======== Stored records ========

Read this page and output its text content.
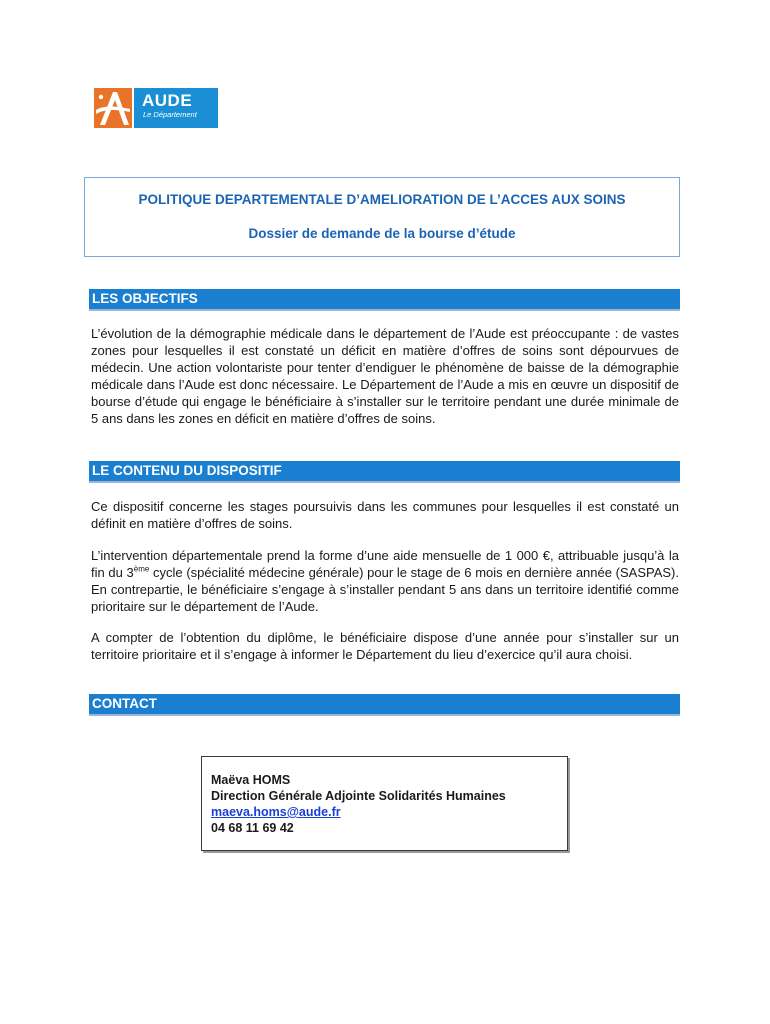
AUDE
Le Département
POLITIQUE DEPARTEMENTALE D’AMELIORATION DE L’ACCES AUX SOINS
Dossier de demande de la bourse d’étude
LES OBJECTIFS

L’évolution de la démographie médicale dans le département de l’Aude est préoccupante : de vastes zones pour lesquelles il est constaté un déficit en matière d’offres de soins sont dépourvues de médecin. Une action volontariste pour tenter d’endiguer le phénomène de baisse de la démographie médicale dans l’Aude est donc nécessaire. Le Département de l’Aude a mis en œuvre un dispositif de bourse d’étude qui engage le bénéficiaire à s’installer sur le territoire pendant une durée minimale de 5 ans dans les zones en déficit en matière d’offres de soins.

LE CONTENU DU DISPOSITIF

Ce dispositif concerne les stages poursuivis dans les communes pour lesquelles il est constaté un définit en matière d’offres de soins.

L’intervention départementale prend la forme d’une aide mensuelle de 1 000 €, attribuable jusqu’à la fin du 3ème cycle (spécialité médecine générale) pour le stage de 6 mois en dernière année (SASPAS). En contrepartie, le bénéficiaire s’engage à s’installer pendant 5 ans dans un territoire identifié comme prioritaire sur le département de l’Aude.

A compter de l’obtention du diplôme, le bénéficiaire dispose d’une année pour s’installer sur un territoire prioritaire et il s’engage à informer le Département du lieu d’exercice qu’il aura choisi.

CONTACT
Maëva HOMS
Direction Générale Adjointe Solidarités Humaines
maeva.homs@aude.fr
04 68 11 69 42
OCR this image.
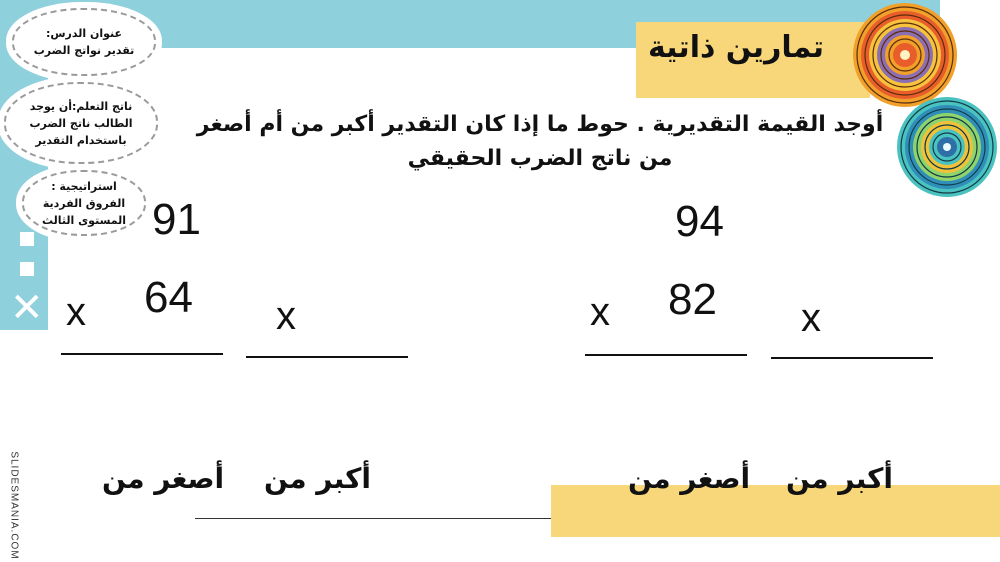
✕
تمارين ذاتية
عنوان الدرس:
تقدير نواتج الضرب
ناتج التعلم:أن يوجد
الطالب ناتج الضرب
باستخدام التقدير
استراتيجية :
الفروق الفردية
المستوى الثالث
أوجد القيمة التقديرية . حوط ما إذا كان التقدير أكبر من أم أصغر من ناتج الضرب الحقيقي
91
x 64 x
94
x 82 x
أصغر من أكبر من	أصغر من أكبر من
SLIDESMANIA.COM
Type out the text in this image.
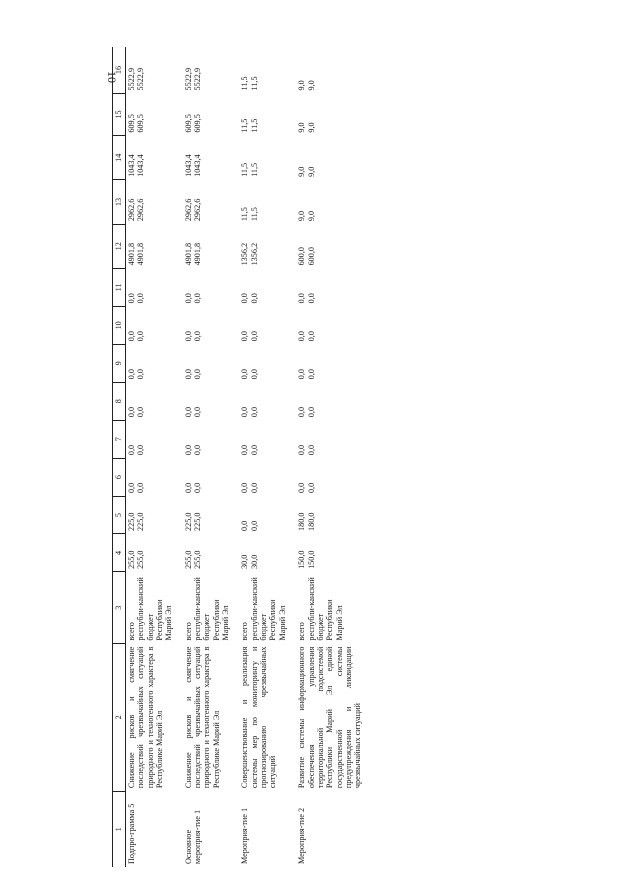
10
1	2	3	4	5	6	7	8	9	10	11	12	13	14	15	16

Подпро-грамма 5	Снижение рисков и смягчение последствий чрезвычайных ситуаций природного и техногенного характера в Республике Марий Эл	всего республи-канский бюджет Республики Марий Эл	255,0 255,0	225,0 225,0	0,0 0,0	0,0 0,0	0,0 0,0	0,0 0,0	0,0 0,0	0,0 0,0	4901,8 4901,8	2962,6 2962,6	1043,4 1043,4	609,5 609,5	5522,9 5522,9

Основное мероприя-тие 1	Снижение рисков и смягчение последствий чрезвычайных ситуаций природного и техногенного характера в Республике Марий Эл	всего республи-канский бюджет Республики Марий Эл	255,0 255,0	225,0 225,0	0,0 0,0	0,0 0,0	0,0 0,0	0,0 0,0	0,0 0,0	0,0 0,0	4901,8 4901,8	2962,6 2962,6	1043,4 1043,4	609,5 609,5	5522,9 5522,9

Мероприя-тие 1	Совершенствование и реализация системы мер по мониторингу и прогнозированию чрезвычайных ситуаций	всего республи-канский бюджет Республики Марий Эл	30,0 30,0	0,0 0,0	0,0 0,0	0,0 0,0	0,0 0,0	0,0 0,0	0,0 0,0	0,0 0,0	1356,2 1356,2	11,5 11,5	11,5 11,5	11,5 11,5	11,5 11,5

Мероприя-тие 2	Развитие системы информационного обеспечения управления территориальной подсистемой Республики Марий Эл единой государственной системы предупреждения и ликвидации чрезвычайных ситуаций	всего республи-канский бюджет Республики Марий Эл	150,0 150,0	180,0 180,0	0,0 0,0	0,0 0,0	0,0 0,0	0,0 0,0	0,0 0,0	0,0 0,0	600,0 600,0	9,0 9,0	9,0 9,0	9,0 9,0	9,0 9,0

========

— What the exercise asks —
Would you return the data exactly as written, without the pictures?

— Correct answer —
Read this page and output its text content.
AUDE
Le Département
POLITIQUE DEPARTEMENTALE D’AMELIORATION DE L’ACCES AUX SOINS
Dossier de demande de la bourse d’étude
LES OBJECTIFS

L’évolution de la démographie médicale dans le département de l’Aude est préoccupante : de vastes zones pour lesquelles il est constaté un déficit en matière d’offres de soins sont dépourvues de médecin. Une action volontariste pour tenter d’endiguer le phénomène de baisse de la démographie médicale dans l’Aude est donc nécessaire. Le Département de l’Aude a mis en œuvre un dispositif de bourse d’étude qui engage le bénéficiaire à s’installer sur le territoire pendant une durée minimale de 5 ans dans les zones en déficit en matière d’offres de soins.

LE CONTENU DU DISPOSITIF

Ce dispositif concerne les stages poursuivis dans les communes pour lesquelles il est constaté un définit en matière d’offres de soins.

L’intervention départementale prend la forme d’une aide mensuelle de 1 000 €, attribuable jusqu’à la fin du 3ème cycle (spécialité médecine générale) pour le stage de 6 mois en dernière année (SASPAS). En contrepartie, le bénéficiaire s’engage à s’installer pendant 5 ans dans un territoire identifié comme prioritaire sur le département de l’Aude.

A compter de l’obtention du diplôme, le bénéficiaire dispose d’une année pour s’installer sur un territoire prioritaire et il s’engage à informer le Département du lieu d’exercice qu’il aura choisi.

CONTACT
Maëva HOMS
Direction Générale Adjointe Solidarités Humaines
maeva.homs@aude.fr
04 68 11 69 42
OCR this image.
✕
تمارين ذاتية
عنوان الدرس:
تقدير نواتج الضرب
ناتج التعلم:أن يوجد
الطالب ناتج الضرب
باستخدام التقدير
استراتيجية :
الفروق الفردية
المستوى الثالث
أوجد القيمة التقديرية . حوط ما إذا كان التقدير أكبر من أم أصغر من ناتج الضرب الحقيقي
91
x 64 x
94
x 82 x
أصغر من أكبر من	أصغر من أكبر من
SLIDESMANIA.COM
Type out the text in this image.
10
1	2	3	4	5	6	7	8	9	10	11	12	13	14	15	16

Подпро-грамма 5	Снижение рисков и смягчение последствий чрезвычайных ситуаций природного и техногенного характера в Республике Марий Эл	всего республи-канский бюджет Республики Марий Эл	255,0 255,0	225,0 225,0	0,0 0,0	0,0 0,0	0,0 0,0	0,0 0,0	0,0 0,0	0,0 0,0	4901,8 4901,8	2962,6 2962,6	1043,4 1043,4	609,5 609,5	5522,9 5522,9

Основное мероприя-тие 1	Снижение рисков и смягчение последствий чрезвычайных ситуаций природного и техногенного характера в Республике Марий Эл	всего республи-канский бюджет Республики Марий Эл	255,0 255,0	225,0 225,0	0,0 0,0	0,0 0,0	0,0 0,0	0,0 0,0	0,0 0,0	0,0 0,0	4901,8 4901,8	2962,6 2962,6	1043,4 1043,4	609,5 609,5	5522,9 5522,9

Мероприя-тие 1	Совершенствование и реализация системы мер по мониторингу и прогнозированию чрезвычайных ситуаций	всего республи-канский бюджет Республики Марий Эл	30,0 30,0	0,0 0,0	0,0 0,0	0,0 0,0	0,0 0,0	0,0 0,0	0,0 0,0	0,0 0,0	1356,2 1356,2	11,5 11,5	11,5 11,5	11,5 11,5	11,5 11,5

Мероприя-тие 2	Развитие системы информационного обеспечения управления территориальной подсистемой Республики Марий Эл единой государственной системы предупреждения и ликвидации чрезвычайных ситуаций	всего республи-канский бюджет Республики Марий Эл	150,0 150,0	180,0 180,0	0,0 0,0	0,0 0,0	0,0 0,0	0,0 0,0	0,0 0,0	0,0 0,0	600,0 600,0	9,0 9,0	9,0 9,0	9,0 9,0	9,0 9,0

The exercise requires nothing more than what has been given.